What the task asks: Put everything from the line containing "108, 1371, 122)" down to the line containing "cancel-button[interactable]: Отмена (304, 483, 384, 506)" into a Markdown table with the columns Row and Line, numbering each row and omitting blank lines.

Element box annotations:
-- BEGIN --
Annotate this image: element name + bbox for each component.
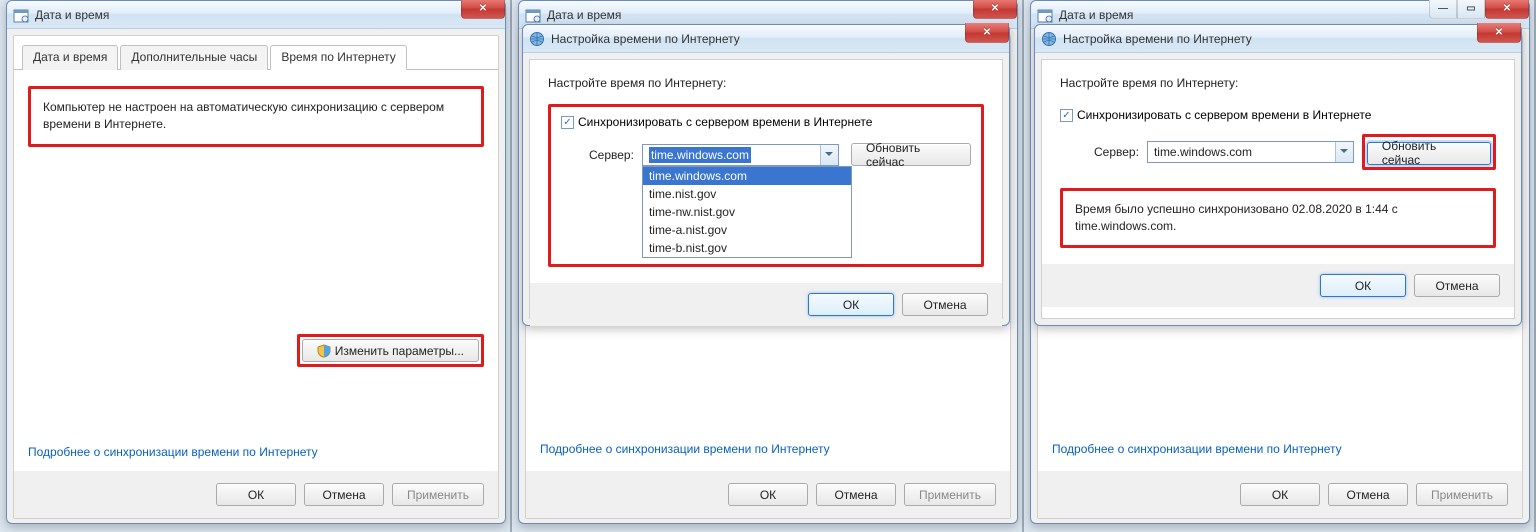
sync-checkbox-label: Синхронизировать с сервером времени в Ин… (1077, 108, 1371, 122)
dialog-title: Настройка времени по Интернету (1063, 32, 1252, 46)
sync-checkbox[interactable]: ✓ (1060, 109, 1073, 122)
sync-checkbox[interactable]: ✓ (561, 116, 574, 129)
shield-icon (317, 344, 331, 358)
close-button[interactable]: ✕ (461, 0, 505, 19)
cancel-button[interactable]: Отмена (1328, 483, 1408, 506)
chevron-down-icon[interactable] (1335, 142, 1353, 162)
dialog-heading: Настройте время по Интернету: (548, 76, 984, 90)
calendar-icon (525, 7, 541, 23)
sync-checkbox-label: Синхронизировать с сервером времени в Ин… (578, 115, 872, 129)
chevron-down-icon[interactable] (820, 145, 838, 165)
close-button[interactable]: ✕ (973, 0, 1017, 19)
server-option[interactable]: time-nw.nist.gov (643, 203, 851, 221)
server-label: Сервер: (589, 148, 634, 162)
cancel-button[interactable]: Отмена (304, 483, 384, 506)
tab-additional-clocks[interactable]: Дополнительные часы (120, 45, 268, 70)
globe-icon (529, 31, 545, 47)
ok-button[interactable]: ОК (728, 483, 808, 506)
apply-button[interactable]: Применить (904, 483, 996, 506)
calendar-icon (13, 7, 29, 23)
maximize-button[interactable]: ▭ (1457, 0, 1485, 19)
titlebar: Дата и время ✕ (7, 1, 505, 29)
server-label: Сервер: (1094, 145, 1139, 159)
update-now-button[interactable]: Обновить сейчас (851, 143, 971, 166)
globe-icon (1041, 31, 1057, 47)
dialog-ok-button[interactable]: ОК (808, 293, 894, 316)
dialog-titlebar: Настройка времени по Интернету ✕ (1035, 25, 1521, 53)
cancel-button[interactable]: Отмена (816, 483, 896, 506)
more-info-link[interactable]: Подробнее о синхронизации времени по Инт… (28, 445, 318, 459)
window-title: Дата и время (1059, 8, 1133, 22)
minimize-button[interactable]: — (1429, 0, 1457, 19)
update-now-button[interactable]: Обновить сейчас (1367, 142, 1491, 165)
change-settings-label: Изменить параметры... (335, 344, 464, 358)
more-info-link[interactable]: Подробнее о синхронизации времени по Инт… (1052, 442, 1342, 456)
calendar-icon (1037, 7, 1053, 23)
tabstrip: Дата и время Дополнительные часы Время п… (14, 36, 498, 70)
ok-button[interactable]: ОК (1240, 483, 1320, 506)
sync-success-text: Время было успешно синхронизовано 02.08.… (1063, 191, 1493, 246)
tab-internet-time[interactable]: Время по Интернету (270, 45, 406, 70)
dialog-ok-button[interactable]: ОК (1320, 274, 1406, 297)
server-dropdown[interactable]: time.windows.com time.nist.gov time-nw.n… (642, 166, 852, 258)
dialog-heading: Настройте время по Интернету: (1060, 76, 1496, 90)
server-value: time.windows.com (1154, 145, 1252, 159)
close-button[interactable]: ✕ (1485, 0, 1529, 19)
dialog-cancel-button[interactable]: Отмена (1414, 274, 1500, 297)
server-value: time.windows.com (649, 147, 751, 163)
dialog-cancel-button[interactable]: Отмена (902, 293, 988, 316)
ok-button[interactable]: ОК (216, 483, 296, 506)
server-option[interactable]: time-a.nist.gov (643, 221, 851, 239)
sync-status-text: Компьютер не настроен на автоматическую … (31, 89, 481, 144)
dialog-title: Настройка времени по Интернету (551, 32, 740, 46)
dialog-close-button[interactable]: ✕ (1477, 23, 1521, 43)
server-option[interactable]: time.nist.gov (643, 185, 851, 203)
window-title: Дата и время (35, 8, 109, 22)
dialog-titlebar: Настройка времени по Интернету ✕ (523, 25, 1009, 53)
server-combobox[interactable]: time.windows.com time.windows.com time.n… (642, 144, 839, 166)
change-settings-button[interactable]: Изменить параметры... (302, 339, 479, 362)
dialog-close-button[interactable]: ✕ (965, 23, 1009, 43)
apply-button[interactable]: Применить (1416, 483, 1508, 506)
server-option[interactable]: time-b.nist.gov (643, 239, 851, 257)
server-combobox[interactable]: time.windows.com (1147, 141, 1354, 163)
server-option[interactable]: time.windows.com (643, 167, 851, 185)
window-title: Дата и время (547, 8, 621, 22)
tab-date-time[interactable]: Дата и время (22, 45, 118, 70)
apply-button[interactable]: Применить (392, 483, 484, 506)
more-info-link[interactable]: Подробнее о синхронизации времени по Инт… (540, 442, 830, 456)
-- END --
Solution for this task:
| Row | Line |
|---|---|
| 1 | sync-checkbox-label: Синхронизировать с сервером времени в Ин… (1077, 108, 1371, 122) |
| 2 | dialog-title: Настройка времени по Интернету (1063, 32, 1252, 46) |
| 3 | sync-checkbox[interactable]: ✓ (1060, 109, 1073, 122) |
| 4 | sync-checkbox[interactable]: ✓ (561, 116, 574, 129) |
| 5 | shield-icon (317, 344, 331, 358) |
| 6 | close-button[interactable]: ✕ (461, 0, 505, 19) |
| 7 | cancel-button[interactable]: Отмена (1328, 483, 1408, 506) |
| 8 | chevron-down-icon[interactable] (1335, 142, 1353, 162) |
| 9 | dialog-heading: Настройте время по Интернету: (548, 76, 984, 90) |
| 10 | calendar-icon (525, 7, 541, 23) |
| 11 | sync-checkbox-label: Синхронизировать с сервером времени в Ин… (578, 115, 872, 129) |
| 12 | chevron-down-icon[interactable] (820, 145, 838, 165) |
| 13 | close-button[interactable]: ✕ (973, 0, 1017, 19) |
| 14 | server-option[interactable]: time-nw.nist.gov (643, 203, 851, 221) |
| 15 | server-label: Сервер: (589, 148, 634, 162) |
| 16 | cancel-button[interactable]: Отмена (304, 483, 384, 506) |